• _STATED EXERCISE_:
Where a line below holds the string "rainbows", copy that line.

• _Extracts from a graphics dataset_:
○ ○ ○

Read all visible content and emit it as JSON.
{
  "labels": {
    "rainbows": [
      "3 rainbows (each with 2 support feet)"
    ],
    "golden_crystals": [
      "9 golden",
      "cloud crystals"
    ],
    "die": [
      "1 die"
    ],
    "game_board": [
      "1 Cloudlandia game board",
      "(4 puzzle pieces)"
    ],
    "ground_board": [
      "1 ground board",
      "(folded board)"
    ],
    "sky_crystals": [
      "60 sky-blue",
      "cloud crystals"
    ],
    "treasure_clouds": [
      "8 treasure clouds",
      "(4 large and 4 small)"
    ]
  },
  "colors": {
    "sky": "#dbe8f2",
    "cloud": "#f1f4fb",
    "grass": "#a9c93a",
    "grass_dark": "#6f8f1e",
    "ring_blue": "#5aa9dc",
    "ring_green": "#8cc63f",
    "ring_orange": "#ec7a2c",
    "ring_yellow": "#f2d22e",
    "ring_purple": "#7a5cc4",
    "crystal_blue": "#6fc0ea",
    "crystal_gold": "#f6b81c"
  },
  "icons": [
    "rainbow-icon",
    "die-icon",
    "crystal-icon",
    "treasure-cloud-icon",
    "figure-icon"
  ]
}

○ ○ ○

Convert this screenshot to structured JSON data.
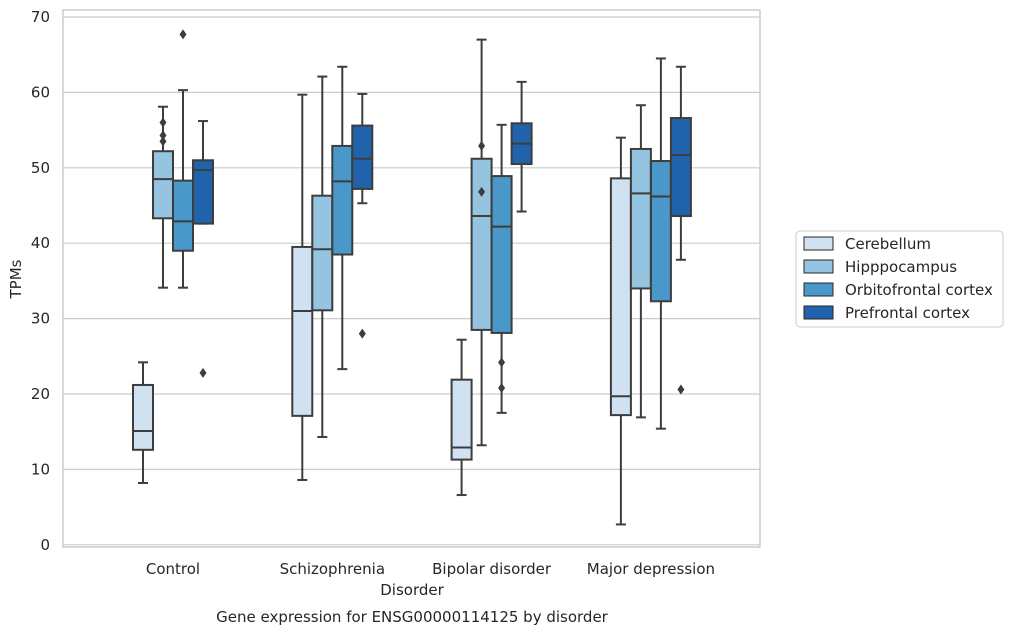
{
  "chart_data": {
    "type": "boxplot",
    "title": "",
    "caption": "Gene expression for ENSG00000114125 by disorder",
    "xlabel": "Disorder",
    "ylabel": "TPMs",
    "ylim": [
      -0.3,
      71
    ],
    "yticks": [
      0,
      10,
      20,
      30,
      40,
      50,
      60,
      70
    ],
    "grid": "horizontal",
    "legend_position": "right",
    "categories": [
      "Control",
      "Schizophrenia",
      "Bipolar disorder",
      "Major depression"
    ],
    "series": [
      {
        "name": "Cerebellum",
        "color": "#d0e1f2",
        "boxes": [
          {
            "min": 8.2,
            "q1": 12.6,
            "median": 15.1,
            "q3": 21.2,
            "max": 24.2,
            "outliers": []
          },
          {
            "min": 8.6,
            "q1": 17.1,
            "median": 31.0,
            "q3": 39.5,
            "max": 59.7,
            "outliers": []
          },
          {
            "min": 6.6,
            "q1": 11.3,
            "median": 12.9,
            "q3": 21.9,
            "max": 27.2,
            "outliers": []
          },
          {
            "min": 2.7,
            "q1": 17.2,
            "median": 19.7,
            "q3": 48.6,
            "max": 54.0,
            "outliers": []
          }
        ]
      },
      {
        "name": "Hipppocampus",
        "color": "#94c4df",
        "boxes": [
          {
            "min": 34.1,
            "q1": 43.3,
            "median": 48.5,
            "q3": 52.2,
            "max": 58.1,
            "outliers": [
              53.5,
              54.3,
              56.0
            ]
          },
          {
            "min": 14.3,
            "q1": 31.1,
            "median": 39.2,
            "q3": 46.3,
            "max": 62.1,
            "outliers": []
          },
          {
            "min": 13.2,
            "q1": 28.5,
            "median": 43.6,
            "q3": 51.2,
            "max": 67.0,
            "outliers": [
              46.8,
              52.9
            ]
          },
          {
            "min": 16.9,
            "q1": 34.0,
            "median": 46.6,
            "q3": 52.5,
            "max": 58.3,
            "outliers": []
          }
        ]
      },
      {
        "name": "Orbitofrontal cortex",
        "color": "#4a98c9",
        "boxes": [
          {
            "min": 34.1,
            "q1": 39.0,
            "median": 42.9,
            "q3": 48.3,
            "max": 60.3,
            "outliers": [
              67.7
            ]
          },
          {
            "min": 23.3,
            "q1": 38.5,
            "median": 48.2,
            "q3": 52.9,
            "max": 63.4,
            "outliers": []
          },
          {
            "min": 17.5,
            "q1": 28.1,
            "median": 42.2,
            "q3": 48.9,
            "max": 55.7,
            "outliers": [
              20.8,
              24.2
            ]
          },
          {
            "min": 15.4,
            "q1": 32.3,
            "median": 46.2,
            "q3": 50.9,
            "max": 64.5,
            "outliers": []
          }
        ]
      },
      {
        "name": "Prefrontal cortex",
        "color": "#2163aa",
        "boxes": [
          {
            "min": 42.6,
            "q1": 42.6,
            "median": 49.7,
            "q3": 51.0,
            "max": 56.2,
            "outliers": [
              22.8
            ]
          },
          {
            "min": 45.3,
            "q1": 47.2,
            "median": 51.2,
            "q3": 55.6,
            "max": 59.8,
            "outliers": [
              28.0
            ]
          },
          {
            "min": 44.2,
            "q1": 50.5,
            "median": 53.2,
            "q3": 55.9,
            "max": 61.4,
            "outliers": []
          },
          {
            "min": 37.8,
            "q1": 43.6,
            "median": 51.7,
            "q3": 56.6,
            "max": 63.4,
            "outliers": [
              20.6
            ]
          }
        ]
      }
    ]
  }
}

○ ○ ○

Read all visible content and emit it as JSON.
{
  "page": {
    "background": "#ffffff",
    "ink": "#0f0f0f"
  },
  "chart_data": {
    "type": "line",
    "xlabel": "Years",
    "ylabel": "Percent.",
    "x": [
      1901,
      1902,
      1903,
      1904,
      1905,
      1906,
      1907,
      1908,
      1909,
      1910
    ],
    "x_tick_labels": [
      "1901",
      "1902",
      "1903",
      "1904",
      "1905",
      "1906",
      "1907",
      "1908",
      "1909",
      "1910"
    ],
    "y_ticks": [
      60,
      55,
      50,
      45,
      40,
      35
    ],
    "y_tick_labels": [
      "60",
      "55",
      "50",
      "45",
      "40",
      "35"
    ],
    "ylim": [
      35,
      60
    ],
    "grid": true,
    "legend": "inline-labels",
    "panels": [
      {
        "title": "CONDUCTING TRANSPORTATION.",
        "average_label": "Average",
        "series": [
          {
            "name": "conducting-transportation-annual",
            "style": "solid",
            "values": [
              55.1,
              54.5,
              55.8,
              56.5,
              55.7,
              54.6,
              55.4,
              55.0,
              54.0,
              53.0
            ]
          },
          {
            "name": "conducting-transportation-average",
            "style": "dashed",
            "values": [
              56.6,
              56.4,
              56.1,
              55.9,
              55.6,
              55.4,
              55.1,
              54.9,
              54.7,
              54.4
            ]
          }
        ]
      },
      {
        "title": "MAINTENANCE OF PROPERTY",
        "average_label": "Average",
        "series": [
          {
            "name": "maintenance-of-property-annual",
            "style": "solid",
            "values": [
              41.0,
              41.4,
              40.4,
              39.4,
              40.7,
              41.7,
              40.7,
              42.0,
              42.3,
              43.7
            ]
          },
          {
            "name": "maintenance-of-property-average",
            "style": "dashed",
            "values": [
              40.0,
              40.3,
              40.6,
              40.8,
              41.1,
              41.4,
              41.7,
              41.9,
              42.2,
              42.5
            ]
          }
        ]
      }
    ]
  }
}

○ ○ ○

• _CORRECT RESULT_:
    "rainbows": [
      "3 rainbows (each with 2 support feet)"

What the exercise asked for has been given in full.